**WHAT YOU SHOULD DO**
From the listing below, pull out all lines with "subtitle" in them.

**RECORDS SUPPLIED**
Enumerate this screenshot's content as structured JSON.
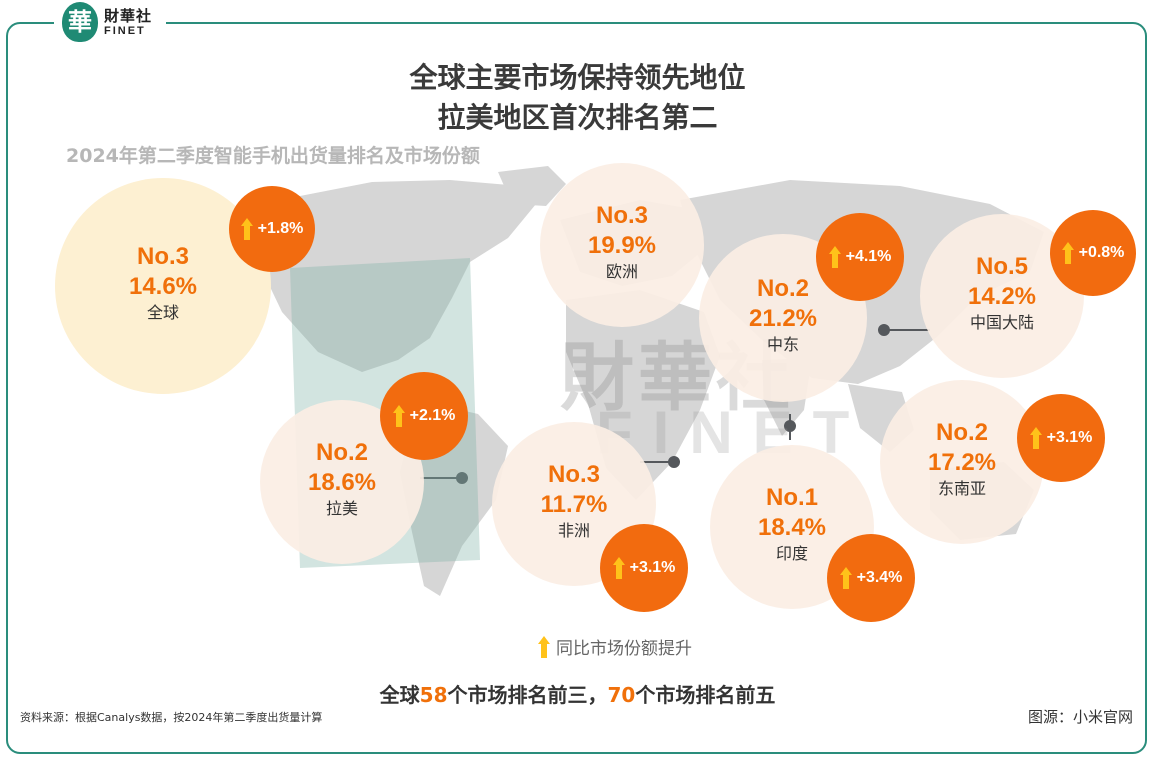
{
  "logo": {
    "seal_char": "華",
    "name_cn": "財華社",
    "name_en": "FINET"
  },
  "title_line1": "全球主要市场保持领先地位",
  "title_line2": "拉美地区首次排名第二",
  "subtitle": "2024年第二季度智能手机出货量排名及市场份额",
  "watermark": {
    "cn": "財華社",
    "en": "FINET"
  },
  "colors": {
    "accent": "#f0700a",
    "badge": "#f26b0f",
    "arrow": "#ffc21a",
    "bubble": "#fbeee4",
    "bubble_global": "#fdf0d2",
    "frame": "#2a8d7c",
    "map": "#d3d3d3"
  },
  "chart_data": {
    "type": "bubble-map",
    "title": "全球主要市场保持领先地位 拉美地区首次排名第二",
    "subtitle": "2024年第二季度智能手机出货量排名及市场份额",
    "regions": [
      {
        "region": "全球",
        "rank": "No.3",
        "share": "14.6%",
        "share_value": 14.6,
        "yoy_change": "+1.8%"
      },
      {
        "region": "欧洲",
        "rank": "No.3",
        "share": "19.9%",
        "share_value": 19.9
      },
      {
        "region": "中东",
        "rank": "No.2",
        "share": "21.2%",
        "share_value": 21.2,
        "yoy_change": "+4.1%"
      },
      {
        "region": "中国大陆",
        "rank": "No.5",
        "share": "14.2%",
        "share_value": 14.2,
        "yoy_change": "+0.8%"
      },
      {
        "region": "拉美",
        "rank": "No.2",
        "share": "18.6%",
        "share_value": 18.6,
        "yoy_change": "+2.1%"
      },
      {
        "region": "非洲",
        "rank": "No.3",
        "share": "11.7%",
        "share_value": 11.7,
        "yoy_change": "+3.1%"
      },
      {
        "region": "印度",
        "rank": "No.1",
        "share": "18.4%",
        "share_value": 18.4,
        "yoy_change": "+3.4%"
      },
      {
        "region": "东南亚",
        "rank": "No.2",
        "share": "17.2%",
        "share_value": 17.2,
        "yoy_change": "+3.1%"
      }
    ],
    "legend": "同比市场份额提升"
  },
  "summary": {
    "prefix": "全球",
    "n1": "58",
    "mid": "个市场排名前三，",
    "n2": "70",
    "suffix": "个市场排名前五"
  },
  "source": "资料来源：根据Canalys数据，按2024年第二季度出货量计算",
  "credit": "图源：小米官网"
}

* * *

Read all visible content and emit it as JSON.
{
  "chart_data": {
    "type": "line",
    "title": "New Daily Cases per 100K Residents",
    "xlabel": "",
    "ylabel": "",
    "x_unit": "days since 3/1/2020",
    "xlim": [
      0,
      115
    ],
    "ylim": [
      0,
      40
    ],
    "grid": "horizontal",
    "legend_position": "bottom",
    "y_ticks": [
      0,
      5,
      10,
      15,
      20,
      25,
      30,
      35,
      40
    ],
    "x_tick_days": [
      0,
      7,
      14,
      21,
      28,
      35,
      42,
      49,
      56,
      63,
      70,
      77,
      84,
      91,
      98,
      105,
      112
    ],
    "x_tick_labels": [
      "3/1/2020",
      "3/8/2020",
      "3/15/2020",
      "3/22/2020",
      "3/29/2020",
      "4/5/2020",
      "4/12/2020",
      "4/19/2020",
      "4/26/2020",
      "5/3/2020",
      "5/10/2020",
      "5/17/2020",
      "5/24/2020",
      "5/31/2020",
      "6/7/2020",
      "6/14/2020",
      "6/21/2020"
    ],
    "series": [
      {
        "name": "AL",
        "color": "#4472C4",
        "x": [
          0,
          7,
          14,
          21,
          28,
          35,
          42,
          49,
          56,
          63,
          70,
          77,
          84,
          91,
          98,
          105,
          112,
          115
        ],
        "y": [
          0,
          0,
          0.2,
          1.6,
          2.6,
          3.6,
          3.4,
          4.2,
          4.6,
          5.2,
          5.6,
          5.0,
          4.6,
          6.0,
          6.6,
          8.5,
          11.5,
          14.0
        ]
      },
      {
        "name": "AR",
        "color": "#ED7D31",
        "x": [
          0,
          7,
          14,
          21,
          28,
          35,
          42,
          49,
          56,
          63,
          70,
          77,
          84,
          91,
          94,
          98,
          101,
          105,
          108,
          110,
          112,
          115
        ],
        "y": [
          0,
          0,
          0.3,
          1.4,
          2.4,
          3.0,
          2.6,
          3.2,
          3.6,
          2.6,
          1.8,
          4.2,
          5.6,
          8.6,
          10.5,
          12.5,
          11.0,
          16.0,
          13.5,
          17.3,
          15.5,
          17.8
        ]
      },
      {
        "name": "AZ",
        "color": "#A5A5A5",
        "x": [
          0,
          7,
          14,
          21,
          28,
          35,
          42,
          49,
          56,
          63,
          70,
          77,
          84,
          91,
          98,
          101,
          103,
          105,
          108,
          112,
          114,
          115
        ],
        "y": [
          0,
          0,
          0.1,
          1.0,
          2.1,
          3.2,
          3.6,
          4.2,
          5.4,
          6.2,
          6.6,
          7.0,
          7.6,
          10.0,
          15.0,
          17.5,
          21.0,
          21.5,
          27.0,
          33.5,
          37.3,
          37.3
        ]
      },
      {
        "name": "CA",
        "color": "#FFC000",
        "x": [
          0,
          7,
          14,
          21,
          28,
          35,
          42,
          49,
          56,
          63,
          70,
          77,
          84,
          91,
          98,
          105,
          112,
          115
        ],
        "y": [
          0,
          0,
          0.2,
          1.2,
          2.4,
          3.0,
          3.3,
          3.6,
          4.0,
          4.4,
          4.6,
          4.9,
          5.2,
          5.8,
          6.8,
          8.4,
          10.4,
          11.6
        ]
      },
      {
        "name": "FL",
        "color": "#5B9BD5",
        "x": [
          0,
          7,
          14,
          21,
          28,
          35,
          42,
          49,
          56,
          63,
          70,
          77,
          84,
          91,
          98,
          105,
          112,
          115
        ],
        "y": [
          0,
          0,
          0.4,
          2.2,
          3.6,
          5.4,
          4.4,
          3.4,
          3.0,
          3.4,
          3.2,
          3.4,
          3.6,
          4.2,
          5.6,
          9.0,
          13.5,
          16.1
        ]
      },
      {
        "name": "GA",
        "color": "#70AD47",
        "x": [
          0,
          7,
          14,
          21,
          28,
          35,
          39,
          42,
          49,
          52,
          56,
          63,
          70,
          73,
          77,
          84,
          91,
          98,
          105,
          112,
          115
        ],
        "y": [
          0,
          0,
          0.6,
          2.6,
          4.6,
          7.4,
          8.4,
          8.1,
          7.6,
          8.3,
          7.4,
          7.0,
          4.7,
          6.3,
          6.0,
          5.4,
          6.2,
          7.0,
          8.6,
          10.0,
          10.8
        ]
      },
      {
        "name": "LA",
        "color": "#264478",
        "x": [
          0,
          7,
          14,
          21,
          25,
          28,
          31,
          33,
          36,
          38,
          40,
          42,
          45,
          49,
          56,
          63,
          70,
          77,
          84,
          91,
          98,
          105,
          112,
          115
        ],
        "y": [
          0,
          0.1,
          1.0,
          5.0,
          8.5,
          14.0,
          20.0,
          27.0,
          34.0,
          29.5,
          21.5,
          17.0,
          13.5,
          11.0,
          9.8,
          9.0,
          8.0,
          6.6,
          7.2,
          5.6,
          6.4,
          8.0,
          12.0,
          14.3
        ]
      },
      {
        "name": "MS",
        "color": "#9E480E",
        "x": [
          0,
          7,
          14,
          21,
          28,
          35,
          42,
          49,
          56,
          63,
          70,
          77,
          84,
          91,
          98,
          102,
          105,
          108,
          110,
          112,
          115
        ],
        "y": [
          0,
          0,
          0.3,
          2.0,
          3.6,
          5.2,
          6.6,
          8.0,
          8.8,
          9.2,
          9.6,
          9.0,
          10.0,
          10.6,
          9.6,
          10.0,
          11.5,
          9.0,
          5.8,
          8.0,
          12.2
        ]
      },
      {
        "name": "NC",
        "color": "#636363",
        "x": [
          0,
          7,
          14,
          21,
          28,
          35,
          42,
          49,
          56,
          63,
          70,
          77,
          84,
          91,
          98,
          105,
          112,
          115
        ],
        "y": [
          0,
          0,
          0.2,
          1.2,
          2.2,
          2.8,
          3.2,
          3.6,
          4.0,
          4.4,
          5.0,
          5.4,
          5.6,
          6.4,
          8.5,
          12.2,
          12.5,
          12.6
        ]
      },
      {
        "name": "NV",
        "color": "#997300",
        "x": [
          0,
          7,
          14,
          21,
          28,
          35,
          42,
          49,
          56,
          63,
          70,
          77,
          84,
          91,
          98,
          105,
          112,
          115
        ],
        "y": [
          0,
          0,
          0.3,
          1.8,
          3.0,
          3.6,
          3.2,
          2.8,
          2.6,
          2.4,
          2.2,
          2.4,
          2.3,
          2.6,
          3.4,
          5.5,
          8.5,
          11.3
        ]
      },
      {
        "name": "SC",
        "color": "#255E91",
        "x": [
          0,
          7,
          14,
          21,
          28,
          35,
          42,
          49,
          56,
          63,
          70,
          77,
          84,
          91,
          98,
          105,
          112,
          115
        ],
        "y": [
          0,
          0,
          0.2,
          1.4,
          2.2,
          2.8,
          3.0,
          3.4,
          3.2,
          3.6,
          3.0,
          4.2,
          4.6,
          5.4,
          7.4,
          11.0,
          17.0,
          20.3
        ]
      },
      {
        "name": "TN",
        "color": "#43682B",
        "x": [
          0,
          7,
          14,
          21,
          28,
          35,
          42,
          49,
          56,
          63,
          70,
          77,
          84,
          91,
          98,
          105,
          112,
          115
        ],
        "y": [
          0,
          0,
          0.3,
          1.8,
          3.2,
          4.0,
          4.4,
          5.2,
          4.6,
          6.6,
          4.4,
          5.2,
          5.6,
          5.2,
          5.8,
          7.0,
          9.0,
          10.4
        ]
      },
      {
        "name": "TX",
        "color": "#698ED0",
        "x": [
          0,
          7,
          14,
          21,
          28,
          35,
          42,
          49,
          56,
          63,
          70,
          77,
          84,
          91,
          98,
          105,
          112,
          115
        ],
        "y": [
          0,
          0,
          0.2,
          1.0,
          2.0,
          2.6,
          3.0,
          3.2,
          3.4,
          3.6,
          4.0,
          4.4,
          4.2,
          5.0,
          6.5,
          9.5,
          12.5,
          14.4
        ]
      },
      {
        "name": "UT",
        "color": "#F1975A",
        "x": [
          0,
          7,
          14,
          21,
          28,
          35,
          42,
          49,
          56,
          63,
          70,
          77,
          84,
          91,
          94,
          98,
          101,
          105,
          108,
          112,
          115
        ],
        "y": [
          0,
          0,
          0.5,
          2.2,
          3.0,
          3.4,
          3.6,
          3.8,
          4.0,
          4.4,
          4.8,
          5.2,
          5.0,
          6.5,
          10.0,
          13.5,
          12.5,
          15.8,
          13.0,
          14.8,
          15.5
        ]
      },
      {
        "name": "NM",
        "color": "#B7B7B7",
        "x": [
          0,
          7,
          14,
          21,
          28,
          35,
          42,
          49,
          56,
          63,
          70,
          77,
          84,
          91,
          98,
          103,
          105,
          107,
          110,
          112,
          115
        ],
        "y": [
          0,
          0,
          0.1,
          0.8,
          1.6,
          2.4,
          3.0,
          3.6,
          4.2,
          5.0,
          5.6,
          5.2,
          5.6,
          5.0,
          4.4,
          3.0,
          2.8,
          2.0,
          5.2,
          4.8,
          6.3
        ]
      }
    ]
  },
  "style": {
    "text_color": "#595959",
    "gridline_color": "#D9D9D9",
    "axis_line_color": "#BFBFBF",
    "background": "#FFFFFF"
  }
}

**EXERCISE ANSWER**
  "subtitle": "2024年第二季度智能手机出货量排名及市场份额",
    "subtitle": "2024年第二季度智能手机出货量排名及市场份额",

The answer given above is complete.